#### Extracted data:
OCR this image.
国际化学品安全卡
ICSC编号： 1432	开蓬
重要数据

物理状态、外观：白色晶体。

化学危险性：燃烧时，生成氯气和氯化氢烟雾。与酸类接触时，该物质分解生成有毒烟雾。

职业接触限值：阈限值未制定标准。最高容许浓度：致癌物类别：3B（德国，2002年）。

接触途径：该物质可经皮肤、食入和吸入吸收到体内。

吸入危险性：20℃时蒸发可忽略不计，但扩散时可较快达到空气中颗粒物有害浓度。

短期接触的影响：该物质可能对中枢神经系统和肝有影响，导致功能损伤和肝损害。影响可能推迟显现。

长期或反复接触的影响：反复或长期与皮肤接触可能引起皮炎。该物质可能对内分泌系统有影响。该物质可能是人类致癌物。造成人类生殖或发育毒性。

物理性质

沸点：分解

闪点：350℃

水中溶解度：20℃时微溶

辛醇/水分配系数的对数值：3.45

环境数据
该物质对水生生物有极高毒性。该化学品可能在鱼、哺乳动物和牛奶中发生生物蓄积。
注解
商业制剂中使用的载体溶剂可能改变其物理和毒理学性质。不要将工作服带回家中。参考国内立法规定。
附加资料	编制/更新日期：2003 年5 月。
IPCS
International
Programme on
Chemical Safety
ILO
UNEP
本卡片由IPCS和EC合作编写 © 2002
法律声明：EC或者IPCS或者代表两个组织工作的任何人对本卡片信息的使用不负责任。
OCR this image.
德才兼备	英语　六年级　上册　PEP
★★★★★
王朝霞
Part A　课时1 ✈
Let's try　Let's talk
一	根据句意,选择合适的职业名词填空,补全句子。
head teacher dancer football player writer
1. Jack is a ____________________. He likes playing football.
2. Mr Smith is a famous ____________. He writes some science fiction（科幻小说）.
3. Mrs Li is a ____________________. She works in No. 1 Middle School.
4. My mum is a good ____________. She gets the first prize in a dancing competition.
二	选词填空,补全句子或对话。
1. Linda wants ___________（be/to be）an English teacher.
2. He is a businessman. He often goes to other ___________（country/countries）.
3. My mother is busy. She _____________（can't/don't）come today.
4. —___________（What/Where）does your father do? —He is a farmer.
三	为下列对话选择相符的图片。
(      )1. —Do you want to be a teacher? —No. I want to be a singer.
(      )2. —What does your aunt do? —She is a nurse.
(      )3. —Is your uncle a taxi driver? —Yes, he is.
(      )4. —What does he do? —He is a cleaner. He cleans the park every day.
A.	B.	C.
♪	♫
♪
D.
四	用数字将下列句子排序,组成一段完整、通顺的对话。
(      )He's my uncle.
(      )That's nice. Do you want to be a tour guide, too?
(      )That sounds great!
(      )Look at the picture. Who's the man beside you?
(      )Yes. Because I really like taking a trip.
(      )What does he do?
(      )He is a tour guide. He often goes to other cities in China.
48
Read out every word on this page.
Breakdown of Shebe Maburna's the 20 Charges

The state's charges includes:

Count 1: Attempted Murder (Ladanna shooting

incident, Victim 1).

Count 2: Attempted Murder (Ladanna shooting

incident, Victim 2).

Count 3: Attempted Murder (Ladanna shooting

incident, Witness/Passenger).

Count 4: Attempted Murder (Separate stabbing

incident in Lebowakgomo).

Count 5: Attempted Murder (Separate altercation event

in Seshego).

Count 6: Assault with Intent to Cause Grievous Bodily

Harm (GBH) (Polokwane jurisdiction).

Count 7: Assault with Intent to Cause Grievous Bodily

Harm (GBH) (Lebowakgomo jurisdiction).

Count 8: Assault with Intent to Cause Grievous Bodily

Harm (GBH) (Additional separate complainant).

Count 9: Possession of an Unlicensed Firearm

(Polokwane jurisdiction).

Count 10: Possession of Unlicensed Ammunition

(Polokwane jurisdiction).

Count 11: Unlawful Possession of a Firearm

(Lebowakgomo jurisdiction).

#### Given instruction:
Without leaving anything out, give the entries again exactly.

#### Reply to the exercise:
OCR this image.
国际化学品安全卡
ICSC编号： 1432	开蓬
重要数据

物理状态、外观：白色晶体。

化学危险性：燃烧时，生成氯气和氯化氢烟雾。与酸类接触时，该物质分解生成有毒烟雾。

职业接触限值：阈限值未制定标准。最高容许浓度：致癌物类别：3B（德国，2002年）。

接触途径：该物质可经皮肤、食入和吸入吸收到体内。

吸入危险性：20℃时蒸发可忽略不计，但扩散时可较快达到空气中颗粒物有害浓度。

短期接触的影响：该物质可能对中枢神经系统和肝有影响，导致功能损伤和肝损害。影响可能推迟显现。

长期或反复接触的影响：反复或长期与皮肤接触可能引起皮炎。该物质可能对内分泌系统有影响。该物质可能是人类致癌物。造成人类生殖或发育毒性。

物理性质

沸点：分解

闪点：350℃

水中溶解度：20℃时微溶

辛醇/水分配系数的对数值：3.45

环境数据
该物质对水生生物有极高毒性。该化学品可能在鱼、哺乳动物和牛奶中发生生物蓄积。
注解
商业制剂中使用的载体溶剂可能改变其物理和毒理学性质。不要将工作服带回家中。参考国内立法规定。
附加资料	编制/更新日期：2003 年5 月。
IPCS
International
Programme on
Chemical Safety
ILO
UNEP
本卡片由IPCS和EC合作编写 © 2002
法律声明：EC或者IPCS或者代表两个组织工作的任何人对本卡片信息的使用不负责任。
OCR this image.
德才兼备	英语　六年级　上册　PEP
★★★★★
王朝霞
Part A　课时1 ✈
Let's try　Let's talk
一	根据句意,选择合适的职业名词填空,补全句子。
head teacher dancer football player writer
1. Jack is a ____________________. He likes playing football.
2. Mr Smith is a famous ____________. He writes some science fiction（科幻小说）.
3. Mrs Li is a ____________________. She works in No. 1 Middle School.
4. My mum is a good ____________. She gets the first prize in a dancing competition.
二	选词填空,补全句子或对话。
1. Linda wants ___________（be/to be）an English teacher.
2. He is a businessman. He often goes to other ___________（country/countries）.
3. My mother is busy. She _____________（can't/don't）come today.
4. —___________（What/Where）does your father do? —He is a farmer.
三	为下列对话选择相符的图片。
(      )1. —Do you want to be a teacher? —No. I want to be a singer.
(      )2. —What does your aunt do? —She is a nurse.
(      )3. —Is your uncle a taxi driver? —Yes, he is.
(      )4. —What does he do? —He is a cleaner. He cleans the park every day.
A.	B.	C.
♪	♫
♪
D.
四	用数字将下列句子排序,组成一段完整、通顺的对话。
(      )He's my uncle.
(      )That's nice. Do you want to be a tour guide, too?
(      )That sounds great!
(      )Look at the picture. Who's the man beside you?
(      )Yes. Because I really like taking a trip.
(      )What does he do?
(      )He is a tour guide. He often goes to other cities in China.
48
Read out every word on this page.
Breakdown of Shebe Maburna's the 20 Charges

The state's charges includes:

Count 1: Attempted Murder (Ladanna shooting

incident, Victim 1).

Count 2: Attempted Murder (Ladanna shooting

incident, Victim 2).

Count 3: Attempted Murder (Ladanna shooting

incident, Witness/Passenger).

Count 4: Attempted Murder (Separate stabbing

incident in Lebowakgomo).

Count 5: Attempted Murder (Separate altercation event

in Seshego).

Count 6: Assault with Intent to Cause Grievous Bodily

Harm (GBH) (Polokwane jurisdiction).

Count 7: Assault with Intent to Cause Grievous Bodily

Harm (GBH) (Lebowakgomo jurisdiction).

Count 8: Assault with Intent to Cause Grievous Bodily

Harm (GBH) (Additional separate complainant).

Count 9: Possession of an Unlicensed Firearm

(Polokwane jurisdiction).

Count 10: Possession of Unlicensed Ammunition

(Polokwane jurisdiction).

Count 11: Unlawful Possession of a Firearm

(Lebowakgomo jurisdiction).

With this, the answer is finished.